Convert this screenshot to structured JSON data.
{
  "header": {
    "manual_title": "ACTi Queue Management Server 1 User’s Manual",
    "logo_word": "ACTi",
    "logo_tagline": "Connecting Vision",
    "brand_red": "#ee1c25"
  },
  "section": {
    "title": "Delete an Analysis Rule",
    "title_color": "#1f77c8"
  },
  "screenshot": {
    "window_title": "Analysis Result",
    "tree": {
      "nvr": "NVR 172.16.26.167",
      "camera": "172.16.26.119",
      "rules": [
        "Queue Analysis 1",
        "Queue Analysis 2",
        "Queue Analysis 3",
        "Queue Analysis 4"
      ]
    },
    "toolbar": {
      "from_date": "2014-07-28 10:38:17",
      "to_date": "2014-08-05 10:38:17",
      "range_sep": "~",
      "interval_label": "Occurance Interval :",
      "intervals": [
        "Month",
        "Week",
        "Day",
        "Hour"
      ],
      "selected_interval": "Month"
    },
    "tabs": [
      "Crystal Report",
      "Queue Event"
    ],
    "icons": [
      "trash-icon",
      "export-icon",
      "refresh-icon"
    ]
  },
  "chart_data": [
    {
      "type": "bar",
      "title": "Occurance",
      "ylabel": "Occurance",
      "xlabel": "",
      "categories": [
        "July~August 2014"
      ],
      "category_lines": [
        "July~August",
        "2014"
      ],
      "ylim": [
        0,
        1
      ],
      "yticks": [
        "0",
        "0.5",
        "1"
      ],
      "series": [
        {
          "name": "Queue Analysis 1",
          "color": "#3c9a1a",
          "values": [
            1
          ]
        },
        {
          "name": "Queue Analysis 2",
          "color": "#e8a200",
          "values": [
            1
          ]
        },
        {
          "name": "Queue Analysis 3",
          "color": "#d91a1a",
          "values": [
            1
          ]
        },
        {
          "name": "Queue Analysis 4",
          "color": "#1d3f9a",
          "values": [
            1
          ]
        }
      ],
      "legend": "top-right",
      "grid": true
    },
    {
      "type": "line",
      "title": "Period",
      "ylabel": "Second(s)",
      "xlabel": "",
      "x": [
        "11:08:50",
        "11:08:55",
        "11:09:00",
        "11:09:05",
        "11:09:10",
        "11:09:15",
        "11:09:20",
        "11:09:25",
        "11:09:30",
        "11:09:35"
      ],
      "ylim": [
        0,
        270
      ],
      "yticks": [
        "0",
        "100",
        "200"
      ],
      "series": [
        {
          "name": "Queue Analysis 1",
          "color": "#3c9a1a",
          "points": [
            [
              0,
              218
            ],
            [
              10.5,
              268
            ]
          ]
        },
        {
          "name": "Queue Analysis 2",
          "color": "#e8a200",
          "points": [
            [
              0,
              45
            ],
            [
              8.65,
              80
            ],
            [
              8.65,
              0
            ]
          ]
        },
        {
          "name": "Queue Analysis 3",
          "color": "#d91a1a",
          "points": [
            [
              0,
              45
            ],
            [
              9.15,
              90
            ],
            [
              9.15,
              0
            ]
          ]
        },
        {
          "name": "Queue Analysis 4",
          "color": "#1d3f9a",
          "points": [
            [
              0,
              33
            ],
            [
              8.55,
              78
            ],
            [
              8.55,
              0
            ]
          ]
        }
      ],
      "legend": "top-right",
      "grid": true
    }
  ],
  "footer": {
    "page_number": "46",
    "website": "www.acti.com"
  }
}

■ ■ ■ ■ ■

__The problem__: Write out every line exactly as it stands.

__Solution to this problem__:
Convert this screenshot to structured JSON data.
{
  "header": {
    "manual_title": "ACTi Queue Management Server 1 User’s Manual",
    "logo_word": "ACTi",
    "logo_tagline": "Connecting Vision",
    "brand_red": "#ee1c25"
  },
  "section": {
    "title": "Delete an Analysis Rule",
    "title_color": "#1f77c8"
  },
  "screenshot": {
    "window_title": "Analysis Result",
    "tree": {
      "nvr": "NVR 172.16.26.167",
      "camera": "172.16.26.119",
      "rules": [
        "Queue Analysis 1",
        "Queue Analysis 2",
        "Queue Analysis 3",
        "Queue Analysis 4"
      ]
    },
    "toolbar": {
      "from_date": "2014-07-28 10:38:17",
      "to_date": "2014-08-05 10:38:17",
      "range_sep": "~",
      "interval_label": "Occurance Interval :",
      "intervals": [
        "Month",
        "Week",
        "Day",
        "Hour"
      ],
      "selected_interval": "Month"
    },
    "tabs": [
      "Crystal Report",
      "Queue Event"
    ],
    "icons": [
      "trash-icon",
      "export-icon",
      "refresh-icon"
    ]
  },
  "chart_data": [
    {
      "type": "bar",
      "title": "Occurance",
      "ylabel": "Occurance",
      "xlabel": "",
      "categories": [
        "July~August 2014"
      ],
      "category_lines": [
        "July~August",
        "2014"
      ],
      "ylim": [
        0,
        1
      ],
      "yticks": [
        "0",
        "0.5",
        "1"
      ],
      "series": [
        {
          "name": "Queue Analysis 1",
          "color": "#3c9a1a",
          "values": [
            1
          ]
        },
        {
          "name": "Queue Analysis 2",
          "color": "#e8a200",
          "values": [
            1
          ]
        },
        {
          "name": "Queue Analysis 3",
          "color": "#d91a1a",
          "values": [
            1
          ]
        },
        {
          "name": "Queue Analysis 4",
          "color": "#1d3f9a",
          "values": [
            1
          ]
        }
      ],
      "legend": "top-right",
      "grid": true
    },
    {
      "type": "line",
      "title": "Period",
      "ylabel": "Second(s)",
      "xlabel": "",
      "x": [
        "11:08:50",
        "11:08:55",
        "11:09:00",
        "11:09:05",
        "11:09:10",
        "11:09:15",
        "11:09:20",
        "11:09:25",
        "11:09:30",
        "11:09:35"
      ],
      "ylim": [
        0,
        270
      ],
      "yticks": [
        "0",
        "100",
        "200"
      ],
      "series": [
        {
          "name": "Queue Analysis 1",
          "color": "#3c9a1a",
          "points": [
            [
              0,
              218
            ],
            [
              10.5,
              268
            ]
          ]
        },
        {
          "name": "Queue Analysis 2",
          "color": "#e8a200",
          "points": [
            [
              0,
              45
            ],
            [
              8.65,
              80
            ],
            [
              8.65,
              0
            ]
          ]
        },
        {
          "name": "Queue Analysis 3",
          "color": "#d91a1a",
          "points": [
            [
              0,
              45
            ],
            [
              9.15,
              90
            ],
            [
              9.15,
              0
            ]
          ]
        },
        {
          "name": "Queue Analysis 4",
          "color": "#1d3f9a",
          "points": [
            [
              0,
              33
            ],
            [
              8.55,
              78
            ],
            [
              8.55,
              0
            ]
          ]
        }
      ],
      "legend": "top-right",
      "grid": true
    }
  ],
  "footer": {
    "page_number": "46",
    "website": "www.acti.com"
  }
}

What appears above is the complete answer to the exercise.